Work to be completed = Which lines hold the word "Dept"? Show each of them.

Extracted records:

▬▬▬

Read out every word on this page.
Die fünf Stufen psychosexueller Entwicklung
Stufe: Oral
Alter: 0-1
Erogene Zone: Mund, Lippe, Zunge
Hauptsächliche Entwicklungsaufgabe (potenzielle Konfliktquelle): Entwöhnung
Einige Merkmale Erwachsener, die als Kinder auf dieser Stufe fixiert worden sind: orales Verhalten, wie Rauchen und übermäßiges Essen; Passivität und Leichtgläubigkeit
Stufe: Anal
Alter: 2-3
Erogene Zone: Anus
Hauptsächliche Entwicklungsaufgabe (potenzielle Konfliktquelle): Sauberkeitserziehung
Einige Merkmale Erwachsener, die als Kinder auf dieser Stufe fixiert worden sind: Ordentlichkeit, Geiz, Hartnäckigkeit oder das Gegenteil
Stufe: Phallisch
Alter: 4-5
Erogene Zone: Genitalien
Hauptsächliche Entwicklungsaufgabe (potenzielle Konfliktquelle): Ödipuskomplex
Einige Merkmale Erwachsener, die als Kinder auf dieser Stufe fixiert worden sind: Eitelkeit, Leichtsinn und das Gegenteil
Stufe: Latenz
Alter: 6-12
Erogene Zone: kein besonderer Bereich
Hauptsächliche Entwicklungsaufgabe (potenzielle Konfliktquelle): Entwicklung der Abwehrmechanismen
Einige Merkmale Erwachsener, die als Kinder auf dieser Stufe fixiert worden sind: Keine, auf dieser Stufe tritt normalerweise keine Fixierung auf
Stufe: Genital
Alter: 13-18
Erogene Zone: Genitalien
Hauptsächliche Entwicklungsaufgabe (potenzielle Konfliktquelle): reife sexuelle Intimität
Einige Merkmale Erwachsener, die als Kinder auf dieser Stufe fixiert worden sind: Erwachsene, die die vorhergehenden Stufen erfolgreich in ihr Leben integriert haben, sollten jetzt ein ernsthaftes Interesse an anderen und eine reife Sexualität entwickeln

▬▬▬

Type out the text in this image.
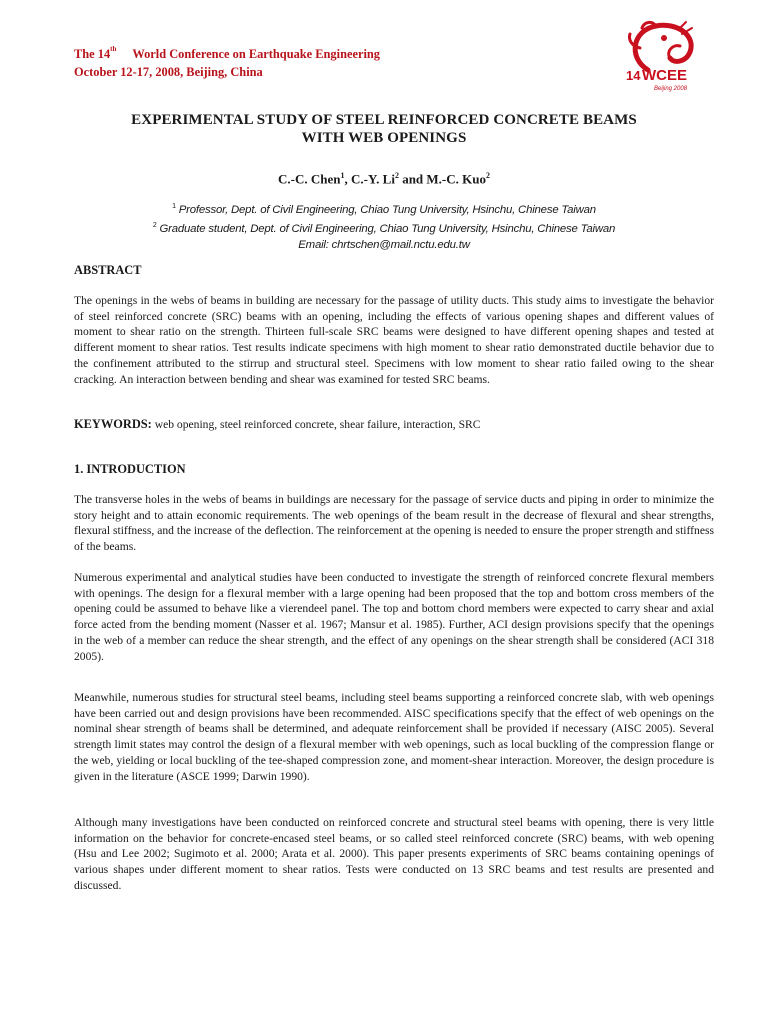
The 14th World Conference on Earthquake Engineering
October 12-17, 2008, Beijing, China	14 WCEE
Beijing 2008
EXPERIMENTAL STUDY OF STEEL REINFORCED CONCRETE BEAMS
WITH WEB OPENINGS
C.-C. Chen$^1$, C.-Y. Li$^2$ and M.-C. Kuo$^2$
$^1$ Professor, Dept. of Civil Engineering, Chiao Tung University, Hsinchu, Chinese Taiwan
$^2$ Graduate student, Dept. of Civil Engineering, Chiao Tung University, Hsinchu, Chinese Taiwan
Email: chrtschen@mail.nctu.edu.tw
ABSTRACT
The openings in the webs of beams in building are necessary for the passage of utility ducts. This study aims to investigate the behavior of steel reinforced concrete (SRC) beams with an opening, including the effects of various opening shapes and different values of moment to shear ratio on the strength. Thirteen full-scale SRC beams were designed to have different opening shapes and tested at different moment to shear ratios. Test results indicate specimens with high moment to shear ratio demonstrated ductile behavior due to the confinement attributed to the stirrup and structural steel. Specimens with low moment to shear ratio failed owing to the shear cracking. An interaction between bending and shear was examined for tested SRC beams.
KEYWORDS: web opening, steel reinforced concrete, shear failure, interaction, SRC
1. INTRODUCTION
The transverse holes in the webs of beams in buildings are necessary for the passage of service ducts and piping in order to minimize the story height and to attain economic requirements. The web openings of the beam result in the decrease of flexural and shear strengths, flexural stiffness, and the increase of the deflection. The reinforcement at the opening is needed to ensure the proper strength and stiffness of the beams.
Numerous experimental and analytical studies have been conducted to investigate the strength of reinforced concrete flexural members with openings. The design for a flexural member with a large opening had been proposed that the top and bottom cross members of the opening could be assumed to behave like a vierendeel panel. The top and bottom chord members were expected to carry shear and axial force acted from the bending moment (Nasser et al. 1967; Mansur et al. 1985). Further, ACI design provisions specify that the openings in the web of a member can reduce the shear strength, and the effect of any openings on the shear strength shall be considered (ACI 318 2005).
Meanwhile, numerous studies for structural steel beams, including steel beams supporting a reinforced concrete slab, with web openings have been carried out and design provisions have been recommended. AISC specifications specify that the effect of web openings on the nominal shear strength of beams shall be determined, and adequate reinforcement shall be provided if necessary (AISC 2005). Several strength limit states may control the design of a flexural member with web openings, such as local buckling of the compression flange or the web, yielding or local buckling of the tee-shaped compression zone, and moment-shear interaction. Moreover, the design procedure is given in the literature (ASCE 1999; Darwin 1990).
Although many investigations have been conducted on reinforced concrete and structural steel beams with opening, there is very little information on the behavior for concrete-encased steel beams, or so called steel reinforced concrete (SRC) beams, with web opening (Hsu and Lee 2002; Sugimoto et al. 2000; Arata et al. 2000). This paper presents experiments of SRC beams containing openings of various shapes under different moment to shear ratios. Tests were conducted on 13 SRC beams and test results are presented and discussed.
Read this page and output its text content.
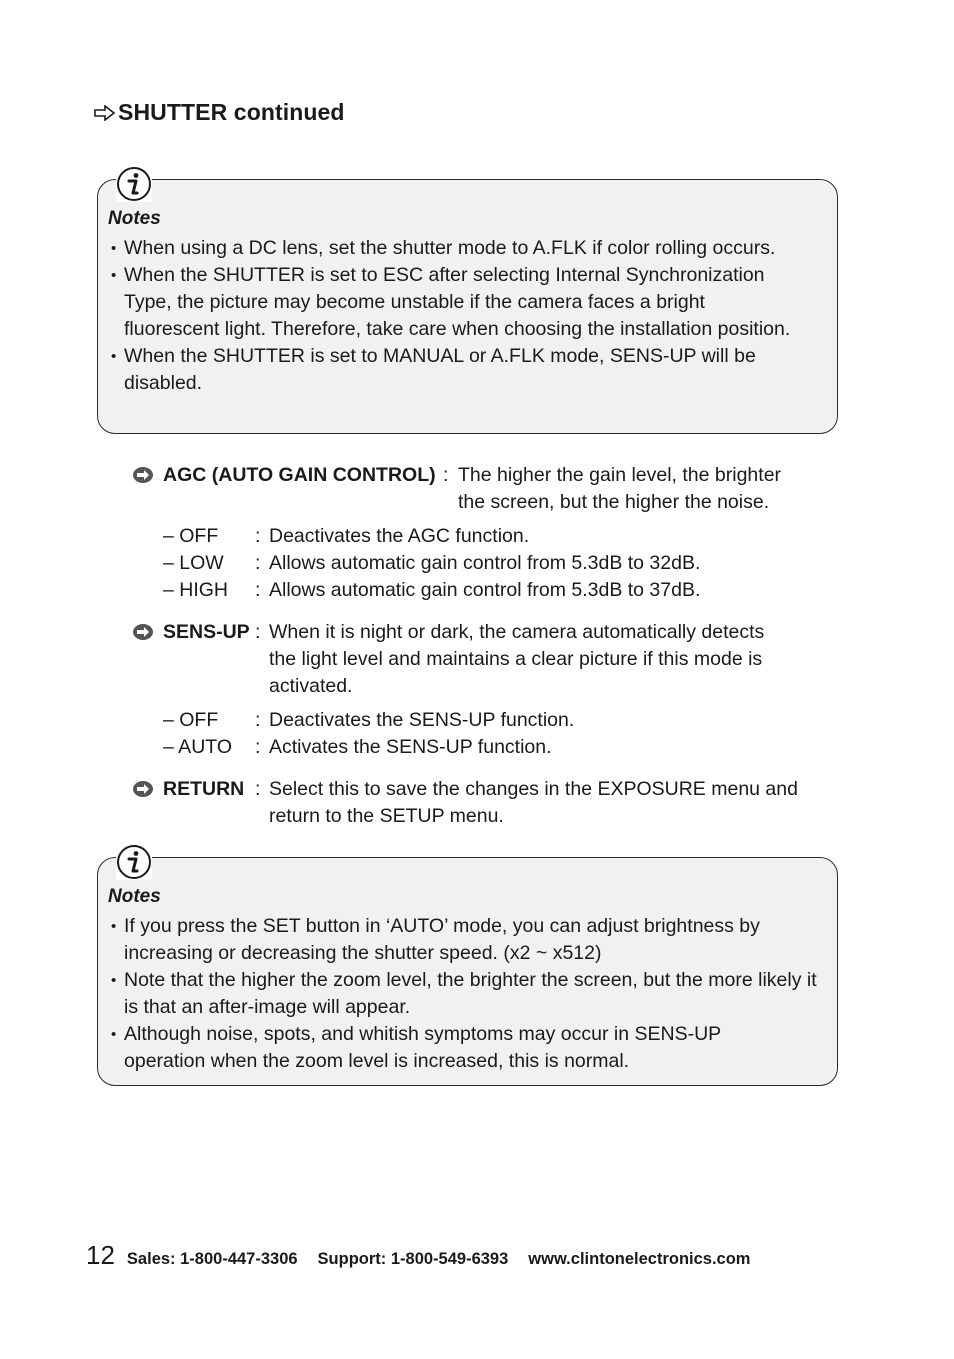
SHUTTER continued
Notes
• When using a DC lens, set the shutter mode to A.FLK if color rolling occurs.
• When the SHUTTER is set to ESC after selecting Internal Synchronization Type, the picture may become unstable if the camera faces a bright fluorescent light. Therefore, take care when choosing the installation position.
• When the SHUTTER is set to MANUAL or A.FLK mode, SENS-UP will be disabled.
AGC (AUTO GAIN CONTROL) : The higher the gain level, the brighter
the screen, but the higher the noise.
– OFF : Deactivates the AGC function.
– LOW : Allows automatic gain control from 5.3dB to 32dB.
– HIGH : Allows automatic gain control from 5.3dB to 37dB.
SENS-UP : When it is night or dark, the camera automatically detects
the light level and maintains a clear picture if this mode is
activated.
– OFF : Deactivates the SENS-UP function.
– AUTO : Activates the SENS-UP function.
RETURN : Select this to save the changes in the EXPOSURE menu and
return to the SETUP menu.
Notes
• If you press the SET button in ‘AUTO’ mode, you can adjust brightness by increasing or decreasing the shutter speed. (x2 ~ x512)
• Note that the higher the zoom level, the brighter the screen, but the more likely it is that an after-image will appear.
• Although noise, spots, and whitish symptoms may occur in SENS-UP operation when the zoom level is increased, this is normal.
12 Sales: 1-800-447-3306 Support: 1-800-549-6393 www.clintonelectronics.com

▬▬▬

Result of the exercise =
$^1$ Professor, Dept. of Civil Engineering, Chiao Tung University, Hsinchu, Chinese Taiwan
$^2$ Graduate student, Dept. of Civil Engineering, Chiao Tung University, Hsinchu, Chinese Taiwan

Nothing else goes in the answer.